页面
= = =

第三节 本书主要研究思路
本书针对贝内特研究所存在的上述不足,力图填补国内外这一学术空白,对贝内特学术思想作出系统性的全面研究。本书在结合贝内特的学科背景、现实语境、思想资源等方面的同时,以贝内特学术思想逻辑理路的发展变化为线索,勾勒其学术思想的整体构形,深入把握其重要的理论概念和思想观点,评析它们所蕴含的理论价值、实践意义和不足之处。
本书在展开对贝内特各阶段、各领域不同思想观念的详细分析之前,先依据其思想观念的内在逻辑关联,简要勾勒其学术思想的总体风貌和主要思想资源,以求对贝内特学术思想有个提纲挈领式的宏观认识。这也是本书的主要研究思路,全书将以此为基础展开详细分析论证。
一 贝内特学术思想的总体风貌和主要思想资源
(一)
贝内特涉猎广泛,其学术思想涉及文学理论、文化研究、博物馆学、人类学和社会学,纵观其30年的学术思想,在当代西方社会政治风云变化、各种“后学”思潮蔚然勃兴的历史语境下,为规避经济决定论,历史性地重新审视文化(文学)与社会的关系问题是贝内特一以贯之的主题,用贝内特自己的话说就是“我把我的工作看作是对文化和社会之间的关系进行的长期探索”[12]。在这条漫长而艰辛的学术探索之途中,贝内特始终立足于当代文化研究所关涉的问题域、理论和实践范畴,以之作为自己学术思想的重要参照系和学术增长点,并依托当代西方诸多思想资源,博采众家之言,融会贯通为一套具鲜明个人风格的学术思想和独特方法论:在后现代思潮的影响下,贝内特为规避经济决定论,从社会学功能主义角度出发,以文本的社会性使用而非文本本身为考察对象,历史性地重新阐释文化(文学)现象,强调文化(文学)的复杂性、文化(文学)与社会的多元互动关系,关注文学(文化)的他律性问题,尤其侧重蕴含在文学(文化)他律性内的权力关系及其复杂的运行机制。这一思路在他提出的“文化治理性”观中臻于成熟和完善。可以说,“文化治理性”是贝内特对文化(文学)与社会的关系、文学(文化)他律性的运行机制等问题思考成熟后的理论概括,也是他后来据以分析具体的文化(文学)现象、博物馆等经验研究的重要理论依据。在方法论倾向上,贝内特注重社会学功能主义视角,兼采人类学、社会统计学、社会学等实证研究方法,注重实证性、可操作性,批判性地超越了文化研究中的利维斯主义文本批评模式,其主要方法论具有一定的工具主义和实用主义特征,为此,其学术风格相应地呈现出鲜明的实用性、经验性、实践性等品格。

= = =

待完成任务
(1) 根据关于贝内特学术思想的文章,贝内特的学术思想涉及哪些领域?
(2) 请从关于贝内特学术思想的文章中摘录一段,从"贝内特涉猎广泛,其学术思想涉"开始,到"用性、经验性、实践性等品格。"为止,结尾这几个字也要包括在内,文字一字不改。
(3) 接着关于贝内特学术思想的文章最后一句往下续写。

记录信息
= = =

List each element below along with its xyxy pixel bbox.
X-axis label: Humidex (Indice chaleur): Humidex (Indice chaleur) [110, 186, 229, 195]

= = =

输出结果
(1) 文学理论、文化研究、博物馆学、人类学和社会学。

(2)
贝内特涉猎广泛,其学术思想涉及文学理论、文化研究、博物馆学、人类学和社会学,纵观其30年的学术思想,在当代西方社会政治风云变化、各种“后学”思潮蔚然勃兴的历史语境下,为规避经济决定论,历史性地重新审视文化(文学)与社会的关系问题是贝内特一以贯之的主题,用贝内特自己的话说就是“我把我的工作看作是对文化和社会之间的关系进行的长期探索”[12]。在这条漫长而艰辛的学术探索之途中,贝内特始终立足于当代文化研究所关涉的问题域、理论和实践范畴,以之作为自己学术思想的重要参照系和学术增长点,并依托当代西方诸多思想资源,博采众家之言,融会贯通为一套具鲜明个人风格的学术思想和独特方法论:在后现代思潮的影响下,贝内特为规避经济决定论,从社会学功能主义角度出发,以文本的社会性使用而非文本本身为考察对象,历史性地重新阐释文化(文学)现象,强调文化(文学)的复杂性、文化(文学)与社会的多元互动关系,关注文学(文化)的他律性问题,尤其侧重蕴含在文学(文化)他律性内的权力关系及其复杂的运行机制。这一思路在他提出的“文化治理性”观中臻于成熟和完善。可以说,“文化治理性”是贝内特对文化(文学)与社会的关系、文学(文化)他律性的运行机制等问题思考成熟后的理论概括,也是他后来据以分析具体的文化(文学)现象、博物馆等经验研究的重要理论依据。在方法论倾向上,贝内特注重社会学功能主义视角,兼采人类学、社会统计学、社会学等实证研究方法,注重实证性、可操作性,批判性地超越了文化研究中的利维斯主义文本批评模式,其主要方法论具有一定的工具主义和实用主义特征,为此,其学术风格相应地呈现出鲜明的实用性、经验性、实践性等品格。

(3)
作为当代文化研究领域的杰出学者和积极倡导者,贝内特总是以文化研究的理论旨趣、问题域、方法论为自己学术思想的重要参照。正因此,为历史性地探索文学(文化)现象,就其研究阶段和理论建树来看,贝内特对自己身处的学术知识传统进行了两次大的反叛性修正:20世纪70—90年代,贝内特用文化研究的“多元决定论”并从意识形态国家机器视角,修正了西方马克思主义文学传统的“审美自律性”和“文本本位主义”,引入文本的社会性使用、功能、效果说,并首次用葛兰西的霸权理论,从通俗文学的读者立场调停文化研究领域中文化主义与结构主义两种范式间的对立,提出“阅读形构/互—文性”“文学制度”“审美为自我技术”等观点,揭示铭刻在文化(文学)中的历史规定性和权力关系,赋予文学现象以历史化和境遇化的维度。从90年代至今,贝内特从事文化研究和博物馆研究,他对文化研究中的新葛兰西霸权理论这一主流范式“采用越来越丰富的文本主义和推论性(从表意实践和‘现实’比喻的具体化到人类学的文本化)”[13]而日趋显出疏离历史性、趋于唯心主义的作法极为不满,他以福柯的治理性概念为新的理论范式解决文化的历史性问题,敦促文化研究范式的治理性转向,试图以之作为当代文化研究从文本唯心主义转向唯物主义的有效途径。
贝内特学术思想鲜明的个人风格和对文化研究理论范式的反叛性修正绝不意味着他脱离了文化研究的学术传统。相反,他的反叛是对日益制度化、模式化的文化研究的修正,进一步证明和推动了文化研究的内在活力。因为英国当代文化研究中心自成立伊始,其学科定位和方法论选择主要以实践性、策略性和自我反思与语境取向性为主。用格罗斯伯格的话说,就是文化研究并非建立在文化特定性理论之上,它的要旨在于“审视特定实践如何置于、以及它们的生产性如何决定于社会权力结构和日常生活现实体验之间的关系”[14]。为此,格罗斯伯格认为,文化研究的开放性和实践性使文化研究史从来就并蓄着多个主张和立场,它不停地在变化的学术和政治立场版图上反复谈判自己的同一性。[15]贝内特的学术思想便体现了文化研究这种“同一性的差异性”。同一性在于,无论他的主张和概念持有与文化研究主流理论范式如何相左,其关注文化实践中的文化与权力的关系这一持久性命题没有变,差异性主要指贝内特鲜明的个人学术品格、独特的问题意识和观念范畴。
尽管贝内特始终在文化研究传统内部对文化(文学)的历史性、文化与社会的关系等予以别开生面、独树一帜的思考,但他也是一位兼容并蓄、博采众长、学识渊博的学者,他总能依据现实语境和学术背景的变化,从问题意识出发,及时吸纳诸多有益的思想资源,以之为自己的理论参照,逐渐形成了其独特的思想观念。
(二)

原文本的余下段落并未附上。